## Task brief
Your task is to copy the listing exactly. Drop any pictures from the copy.

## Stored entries
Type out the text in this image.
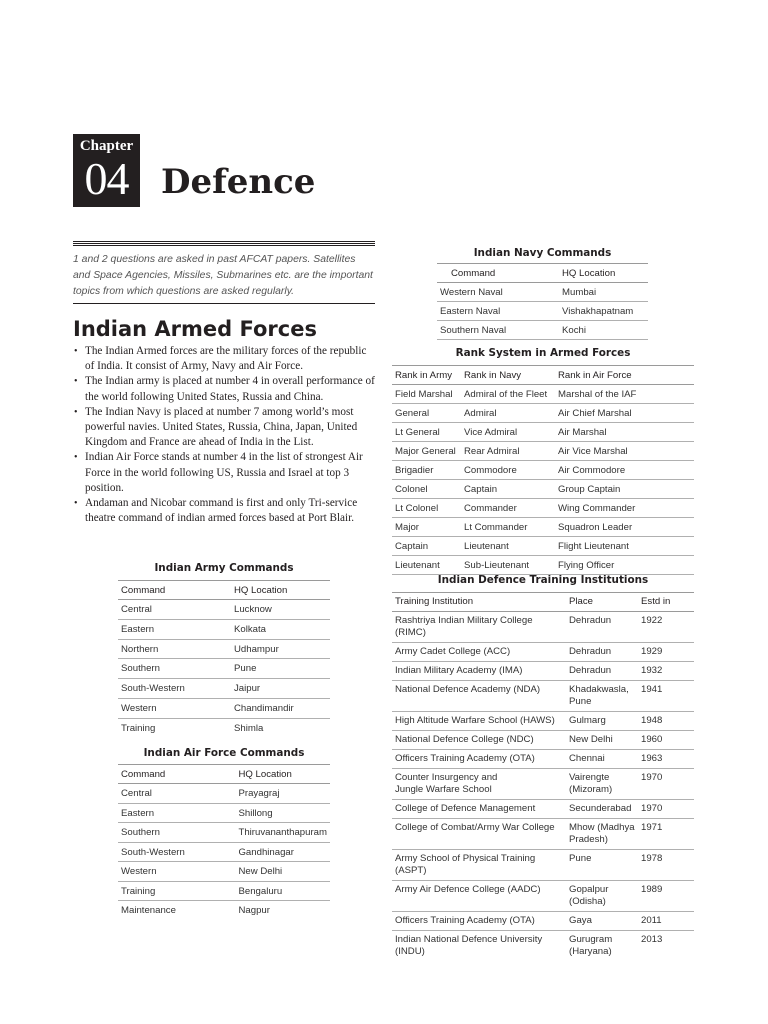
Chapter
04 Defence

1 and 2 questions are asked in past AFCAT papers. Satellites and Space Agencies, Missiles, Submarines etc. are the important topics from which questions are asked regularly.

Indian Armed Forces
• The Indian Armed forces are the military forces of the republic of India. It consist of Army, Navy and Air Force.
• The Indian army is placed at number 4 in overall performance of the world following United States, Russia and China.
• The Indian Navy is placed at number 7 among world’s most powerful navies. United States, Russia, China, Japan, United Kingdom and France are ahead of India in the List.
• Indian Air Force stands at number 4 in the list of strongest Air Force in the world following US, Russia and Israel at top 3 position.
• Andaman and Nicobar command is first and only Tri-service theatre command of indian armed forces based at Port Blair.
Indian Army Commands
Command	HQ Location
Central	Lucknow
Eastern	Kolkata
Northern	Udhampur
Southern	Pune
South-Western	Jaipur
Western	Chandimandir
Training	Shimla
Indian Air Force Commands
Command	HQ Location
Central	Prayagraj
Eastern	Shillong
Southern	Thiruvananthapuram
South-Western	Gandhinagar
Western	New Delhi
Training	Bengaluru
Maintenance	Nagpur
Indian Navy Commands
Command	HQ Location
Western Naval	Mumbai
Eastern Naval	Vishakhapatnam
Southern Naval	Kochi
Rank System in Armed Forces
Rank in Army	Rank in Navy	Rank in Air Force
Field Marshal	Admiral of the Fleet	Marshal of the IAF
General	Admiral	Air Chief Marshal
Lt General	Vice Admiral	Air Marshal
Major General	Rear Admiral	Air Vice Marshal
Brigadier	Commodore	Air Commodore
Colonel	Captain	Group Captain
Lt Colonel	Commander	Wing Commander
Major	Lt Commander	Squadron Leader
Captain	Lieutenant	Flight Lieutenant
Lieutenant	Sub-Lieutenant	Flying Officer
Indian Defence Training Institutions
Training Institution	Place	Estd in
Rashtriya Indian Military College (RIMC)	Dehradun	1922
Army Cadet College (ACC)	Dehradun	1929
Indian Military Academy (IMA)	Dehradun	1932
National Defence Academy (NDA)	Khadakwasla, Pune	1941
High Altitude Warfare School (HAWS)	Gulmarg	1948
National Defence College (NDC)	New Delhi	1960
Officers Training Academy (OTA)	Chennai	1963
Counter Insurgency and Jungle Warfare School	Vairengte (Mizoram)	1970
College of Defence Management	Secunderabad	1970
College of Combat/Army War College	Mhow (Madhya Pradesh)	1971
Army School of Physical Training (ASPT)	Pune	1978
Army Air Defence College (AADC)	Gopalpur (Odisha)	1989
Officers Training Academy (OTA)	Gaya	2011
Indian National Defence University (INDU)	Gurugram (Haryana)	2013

## Response to this task
Type out the text in this image.
Chapter
04 Defence

1 and 2 questions are asked in past AFCAT papers. Satellites and Space Agencies, Missiles, Submarines etc. are the important topics from which questions are asked regularly.

Indian Armed Forces
• The Indian Armed forces are the military forces of the republic of India. It consist of Army, Navy and Air Force.
• The Indian army is placed at number 4 in overall performance of the world following United States, Russia and China.
• The Indian Navy is placed at number 7 among world’s most powerful navies. United States, Russia, China, Japan, United Kingdom and France are ahead of India in the List.
• Indian Air Force stands at number 4 in the list of strongest Air Force in the world following US, Russia and Israel at top 3 position.
• Andaman and Nicobar command is first and only Tri-service theatre command of indian armed forces based at Port Blair.
Indian Army Commands
Command	HQ Location
Central	Lucknow
Eastern	Kolkata
Northern	Udhampur
Southern	Pune
South-Western	Jaipur
Western	Chandimandir
Training	Shimla
Indian Air Force Commands
Command	HQ Location
Central	Prayagraj
Eastern	Shillong
Southern	Thiruvananthapuram
South-Western	Gandhinagar
Western	New Delhi
Training	Bengaluru
Maintenance	Nagpur
Indian Navy Commands
Command	HQ Location
Western Naval	Mumbai
Eastern Naval	Vishakhapatnam
Southern Naval	Kochi
Rank System in Armed Forces
Rank in Army	Rank in Navy	Rank in Air Force
Field Marshal	Admiral of the Fleet	Marshal of the IAF
General	Admiral	Air Chief Marshal
Lt General	Vice Admiral	Air Marshal
Major General	Rear Admiral	Air Vice Marshal
Brigadier	Commodore	Air Commodore
Colonel	Captain	Group Captain
Lt Colonel	Commander	Wing Commander
Major	Lt Commander	Squadron Leader
Captain	Lieutenant	Flight Lieutenant
Lieutenant	Sub-Lieutenant	Flying Officer
Indian Defence Training Institutions
Training Institution	Place	Estd in
Rashtriya Indian Military College (RIMC)	Dehradun	1922
Army Cadet College (ACC)	Dehradun	1929
Indian Military Academy (IMA)	Dehradun	1932
National Defence Academy (NDA)	Khadakwasla, Pune	1941
High Altitude Warfare School (HAWS)	Gulmarg	1948
National Defence College (NDC)	New Delhi	1960
Officers Training Academy (OTA)	Chennai	1963
Counter Insurgency and Jungle Warfare School	Vairengte (Mizoram)	1970
College of Defence Management	Secunderabad	1970
College of Combat/Army War College	Mhow (Madhya Pradesh)	1971
Army School of Physical Training (ASPT)	Pune	1978
Army Air Defence College (AADC)	Gopalpur (Odisha)	1989
Officers Training Academy (OTA)	Gaya	2011
Indian National Defence University (INDU)	Gurugram (Haryana)	2013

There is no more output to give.